◆ INSTRUCTION 1
Copy the listing exactly, starting with its first line and going on through the line that contains "key-cn: 公共 xyxy=(599,427,614,436)".

Hours after the Suez meeting, GdF shareholders came together to hold their own vote, although with the government holding a 79.8% stake in the company, there was never any doubt over the outcome. In the end, over 99% of GdF shareholders voted in favour of the tie-up. In the wake of the decisions, the leaders of GdF and Suez both reflected on the significance of the move, with Suez chief executive Gerard Mestrallet calling it a "historic decision and the realisation of a dream". GdF chairman Jean-Fancois Cirelli similarly praised the deal, saying it is in line with Europe's need for "strong energy companies" to achieve energy security.

A Long Road to Union

GdF Suez: The Timeline

2006

21 Feb.

Italy's Enel expresses an interest in acquiring Suez as part of its efforts to buy a stake in Suez's Belgian power subsidiary Electrabel

25 Feb.

French Prime Minister Dominique de Villepin announces a plan to merge GdF and Suez.

19 June

The European Commission opens a probe into the competition effects of the merger.

28 June

The French government completes its GdF privatisation bill.

3 Oct.

France's lower house of parliament approves the bill by 327 votes to 212.

25 Oct.

The French Senate approves the GdF privatisation bill.

14 Nov.

The merger is approved by the EC on the condition that a package of concessions is adopted, including the sale of Suez's stake in Belgian gas supplier Distrigas and the sale of GdF's shares in Belgian power company SPE.

30 Nov.

France's constitutional council clears the privatisation bill, but rules that the merger cannot be carried out until 1 July 2007, when France's power and gas markets become fully open to competition.

2007

6 May

Nicolas Sarkozy is elected president of France, having indicated during his campaign that he would like to investigate whether GdF would be better served merging with a major gas producer such as Algeria's Sonatrach.

30 Aug.

Suez announces that it would be prepared to continue operating independently if the merger with GdF falls through. Sarkozy pressures Suez to split off its environmental division to allow a "merger of equals".

3 Sept.

GdF and Suez agree new terms for the deal, including the partial spin off of Suez Environnement

2008

26 May

GdF's works council issues its opinion on the merger—a necessary step before the deal can be put before shareholders—after months of delay caused by requests for further information.

29 May

Suez sells its Distrigas stake to Italy's Eni.

4 June

GdF and Suez boards express their support for the merger.

16 June

The new terms of the merger are approved by the EC.

◆ EXTRACTED DATA
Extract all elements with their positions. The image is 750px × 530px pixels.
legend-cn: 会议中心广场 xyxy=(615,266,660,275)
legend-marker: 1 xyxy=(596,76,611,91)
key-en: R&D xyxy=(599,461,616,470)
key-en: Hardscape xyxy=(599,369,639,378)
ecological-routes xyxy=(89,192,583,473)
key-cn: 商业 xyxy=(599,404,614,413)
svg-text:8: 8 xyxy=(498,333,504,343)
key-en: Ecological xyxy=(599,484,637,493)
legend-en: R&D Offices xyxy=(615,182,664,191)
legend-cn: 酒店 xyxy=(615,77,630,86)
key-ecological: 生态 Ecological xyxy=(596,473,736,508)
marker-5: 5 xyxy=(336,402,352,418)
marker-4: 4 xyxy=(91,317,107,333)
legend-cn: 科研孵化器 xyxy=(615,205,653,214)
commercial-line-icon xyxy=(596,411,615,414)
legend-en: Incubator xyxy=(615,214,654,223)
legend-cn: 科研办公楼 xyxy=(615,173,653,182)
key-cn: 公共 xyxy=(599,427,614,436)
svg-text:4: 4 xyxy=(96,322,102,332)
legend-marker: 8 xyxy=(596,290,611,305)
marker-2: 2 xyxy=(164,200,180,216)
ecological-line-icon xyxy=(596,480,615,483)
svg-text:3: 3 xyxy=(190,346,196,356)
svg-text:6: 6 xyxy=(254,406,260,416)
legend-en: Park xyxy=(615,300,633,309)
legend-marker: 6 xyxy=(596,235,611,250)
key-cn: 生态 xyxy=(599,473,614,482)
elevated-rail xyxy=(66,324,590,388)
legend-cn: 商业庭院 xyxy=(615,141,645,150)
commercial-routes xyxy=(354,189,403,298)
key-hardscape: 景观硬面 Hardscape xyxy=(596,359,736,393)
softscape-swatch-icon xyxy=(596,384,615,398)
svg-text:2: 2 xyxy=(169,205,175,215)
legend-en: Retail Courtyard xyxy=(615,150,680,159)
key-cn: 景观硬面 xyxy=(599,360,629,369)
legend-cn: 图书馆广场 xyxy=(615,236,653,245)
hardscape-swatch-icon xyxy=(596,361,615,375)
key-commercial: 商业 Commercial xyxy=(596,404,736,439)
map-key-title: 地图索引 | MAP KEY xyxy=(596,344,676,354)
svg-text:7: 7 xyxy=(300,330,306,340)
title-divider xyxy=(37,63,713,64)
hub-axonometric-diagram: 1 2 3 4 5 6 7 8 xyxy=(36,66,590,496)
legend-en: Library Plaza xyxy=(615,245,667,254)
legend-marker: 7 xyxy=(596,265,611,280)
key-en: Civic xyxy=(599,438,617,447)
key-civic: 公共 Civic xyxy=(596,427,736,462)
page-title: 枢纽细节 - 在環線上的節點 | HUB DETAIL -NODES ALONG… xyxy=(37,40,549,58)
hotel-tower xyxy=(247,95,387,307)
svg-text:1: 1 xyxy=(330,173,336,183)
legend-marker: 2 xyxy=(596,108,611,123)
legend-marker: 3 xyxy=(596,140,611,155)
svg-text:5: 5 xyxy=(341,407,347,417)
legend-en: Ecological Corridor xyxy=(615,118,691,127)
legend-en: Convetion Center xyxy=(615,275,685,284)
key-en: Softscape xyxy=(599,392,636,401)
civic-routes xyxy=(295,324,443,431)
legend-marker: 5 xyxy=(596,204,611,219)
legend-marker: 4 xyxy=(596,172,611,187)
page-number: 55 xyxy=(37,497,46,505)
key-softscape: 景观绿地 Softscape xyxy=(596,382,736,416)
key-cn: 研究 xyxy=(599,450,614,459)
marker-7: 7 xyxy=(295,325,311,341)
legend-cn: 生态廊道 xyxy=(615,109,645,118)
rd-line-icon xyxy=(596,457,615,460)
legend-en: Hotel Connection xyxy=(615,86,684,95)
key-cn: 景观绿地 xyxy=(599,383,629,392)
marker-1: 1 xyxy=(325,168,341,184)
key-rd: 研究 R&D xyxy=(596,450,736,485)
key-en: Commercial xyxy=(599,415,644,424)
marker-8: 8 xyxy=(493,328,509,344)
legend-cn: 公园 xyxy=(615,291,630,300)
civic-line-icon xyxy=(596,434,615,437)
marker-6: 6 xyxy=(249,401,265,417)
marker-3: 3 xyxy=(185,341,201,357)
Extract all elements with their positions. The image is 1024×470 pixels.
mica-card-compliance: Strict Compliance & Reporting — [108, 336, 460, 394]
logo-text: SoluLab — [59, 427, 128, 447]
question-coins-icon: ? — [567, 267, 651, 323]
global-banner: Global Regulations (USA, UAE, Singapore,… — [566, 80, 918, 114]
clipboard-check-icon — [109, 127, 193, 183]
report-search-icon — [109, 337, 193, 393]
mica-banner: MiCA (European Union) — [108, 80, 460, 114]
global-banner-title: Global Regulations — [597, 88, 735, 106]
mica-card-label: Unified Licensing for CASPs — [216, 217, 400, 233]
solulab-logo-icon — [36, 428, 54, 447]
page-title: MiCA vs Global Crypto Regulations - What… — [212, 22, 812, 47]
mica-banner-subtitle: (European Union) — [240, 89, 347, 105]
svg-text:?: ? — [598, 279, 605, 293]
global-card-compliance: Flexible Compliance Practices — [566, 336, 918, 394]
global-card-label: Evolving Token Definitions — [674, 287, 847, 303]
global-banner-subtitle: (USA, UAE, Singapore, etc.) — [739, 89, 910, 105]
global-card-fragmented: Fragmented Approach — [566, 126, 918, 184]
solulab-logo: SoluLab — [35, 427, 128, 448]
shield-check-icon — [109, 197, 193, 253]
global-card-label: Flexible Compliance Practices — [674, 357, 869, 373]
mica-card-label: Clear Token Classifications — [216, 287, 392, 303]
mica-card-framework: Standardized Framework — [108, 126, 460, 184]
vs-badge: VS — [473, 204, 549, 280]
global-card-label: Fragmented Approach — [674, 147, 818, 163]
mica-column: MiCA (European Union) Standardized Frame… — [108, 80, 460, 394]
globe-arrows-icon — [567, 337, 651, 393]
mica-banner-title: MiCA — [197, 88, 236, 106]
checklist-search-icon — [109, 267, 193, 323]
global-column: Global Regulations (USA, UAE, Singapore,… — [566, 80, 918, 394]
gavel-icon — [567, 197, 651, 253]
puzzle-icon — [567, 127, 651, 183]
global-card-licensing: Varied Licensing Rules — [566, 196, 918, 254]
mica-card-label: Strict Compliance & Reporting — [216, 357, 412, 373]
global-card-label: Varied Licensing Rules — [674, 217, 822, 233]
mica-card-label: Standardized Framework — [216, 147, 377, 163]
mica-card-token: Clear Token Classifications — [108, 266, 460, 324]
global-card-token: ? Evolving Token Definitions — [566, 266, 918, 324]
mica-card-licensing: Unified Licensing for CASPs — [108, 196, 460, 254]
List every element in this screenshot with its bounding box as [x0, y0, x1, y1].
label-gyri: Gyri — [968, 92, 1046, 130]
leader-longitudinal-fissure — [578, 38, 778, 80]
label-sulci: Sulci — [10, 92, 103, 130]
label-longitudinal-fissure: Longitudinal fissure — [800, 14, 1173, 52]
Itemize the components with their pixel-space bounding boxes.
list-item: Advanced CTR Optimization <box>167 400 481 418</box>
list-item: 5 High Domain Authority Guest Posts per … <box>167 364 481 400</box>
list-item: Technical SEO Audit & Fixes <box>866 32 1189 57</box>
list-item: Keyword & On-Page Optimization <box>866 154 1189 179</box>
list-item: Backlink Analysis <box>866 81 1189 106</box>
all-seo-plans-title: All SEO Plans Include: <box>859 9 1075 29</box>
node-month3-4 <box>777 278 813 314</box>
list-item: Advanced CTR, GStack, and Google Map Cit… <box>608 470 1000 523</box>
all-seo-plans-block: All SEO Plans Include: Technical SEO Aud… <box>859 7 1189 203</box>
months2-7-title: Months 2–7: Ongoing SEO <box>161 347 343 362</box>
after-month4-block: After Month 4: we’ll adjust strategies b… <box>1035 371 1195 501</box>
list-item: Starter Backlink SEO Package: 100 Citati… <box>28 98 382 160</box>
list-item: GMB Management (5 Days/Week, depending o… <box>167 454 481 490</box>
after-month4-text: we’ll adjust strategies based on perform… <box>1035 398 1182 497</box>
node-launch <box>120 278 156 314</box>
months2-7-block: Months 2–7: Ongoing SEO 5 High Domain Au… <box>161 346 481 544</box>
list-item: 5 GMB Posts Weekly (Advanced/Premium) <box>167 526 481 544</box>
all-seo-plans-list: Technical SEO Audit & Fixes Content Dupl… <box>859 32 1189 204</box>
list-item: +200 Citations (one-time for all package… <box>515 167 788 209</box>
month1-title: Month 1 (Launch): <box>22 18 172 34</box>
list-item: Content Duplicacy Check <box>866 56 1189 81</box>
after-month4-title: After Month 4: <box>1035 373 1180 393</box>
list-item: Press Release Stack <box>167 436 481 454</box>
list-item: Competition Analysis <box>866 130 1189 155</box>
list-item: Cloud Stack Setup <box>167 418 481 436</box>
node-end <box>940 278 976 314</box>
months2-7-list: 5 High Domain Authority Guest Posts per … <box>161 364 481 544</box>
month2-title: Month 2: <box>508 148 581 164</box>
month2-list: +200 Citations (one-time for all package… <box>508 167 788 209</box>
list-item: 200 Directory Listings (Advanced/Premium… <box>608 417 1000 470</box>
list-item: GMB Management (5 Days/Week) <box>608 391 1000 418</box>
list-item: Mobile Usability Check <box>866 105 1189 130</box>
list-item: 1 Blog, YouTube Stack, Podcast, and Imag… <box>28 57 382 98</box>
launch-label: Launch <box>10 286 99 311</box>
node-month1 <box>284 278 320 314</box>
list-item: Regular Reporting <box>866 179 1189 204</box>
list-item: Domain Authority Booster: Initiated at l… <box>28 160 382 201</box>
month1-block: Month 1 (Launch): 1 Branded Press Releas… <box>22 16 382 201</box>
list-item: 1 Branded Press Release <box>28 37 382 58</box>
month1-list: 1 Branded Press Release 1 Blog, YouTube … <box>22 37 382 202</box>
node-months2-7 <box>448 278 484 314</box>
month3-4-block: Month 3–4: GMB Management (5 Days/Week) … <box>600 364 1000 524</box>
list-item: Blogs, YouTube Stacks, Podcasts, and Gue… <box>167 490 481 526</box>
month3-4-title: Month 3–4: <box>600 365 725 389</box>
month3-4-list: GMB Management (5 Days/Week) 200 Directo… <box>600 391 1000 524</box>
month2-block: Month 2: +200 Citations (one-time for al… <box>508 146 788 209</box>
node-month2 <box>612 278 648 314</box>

◆ INSTRUCTION 2
In the GdF Suez merger text, rewrite the paragraph beginning "Hours after the Suez meeting" as a shorter list that keeps its main facts.

◆ EXERCISE ANSWER 1
Extract all elements with their positions. The image is 750px × 530px pixels.
legend-cn: 会议中心广场 xyxy=(615,266,660,275)
legend-marker: 1 xyxy=(596,76,611,91)
key-en: R&D xyxy=(599,461,616,470)
key-en: Hardscape xyxy=(599,369,639,378)
ecological-routes xyxy=(89,192,583,473)
key-cn: 商业 xyxy=(599,404,614,413)
svg-text:8: 8 xyxy=(498,333,504,343)
key-en: Ecological xyxy=(599,484,637,493)
legend-en: R&D Offices xyxy=(615,182,664,191)
legend-cn: 酒店 xyxy=(615,77,630,86)
key-ecological: 生态 Ecological xyxy=(596,473,736,508)
marker-5: 5 xyxy=(336,402,352,418)
marker-4: 4 xyxy=(91,317,107,333)
legend-cn: 科研孵化器 xyxy=(615,205,653,214)
commercial-line-icon xyxy=(596,411,615,414)
legend-en: Incubator xyxy=(615,214,654,223)
legend-cn: 科研办公楼 xyxy=(615,173,653,182)
key-cn: 公共 xyxy=(599,427,614,436)

◆ EXERCISE ANSWER 2
- GdF shareholders held their own vote hours after the Suez meeting.
- The outcome was never in doubt, since the government held a 79.8% stake in the company.
- Over 99% of GdF shareholders voted in favor of the tie-up.
- Suez chief executive Gerard Mestrallet called it a "historic decision and the realisation of a dream."
- The GdF chairman praised the deal as in line with Europe's need for "strong energy companies" to achieve energy security.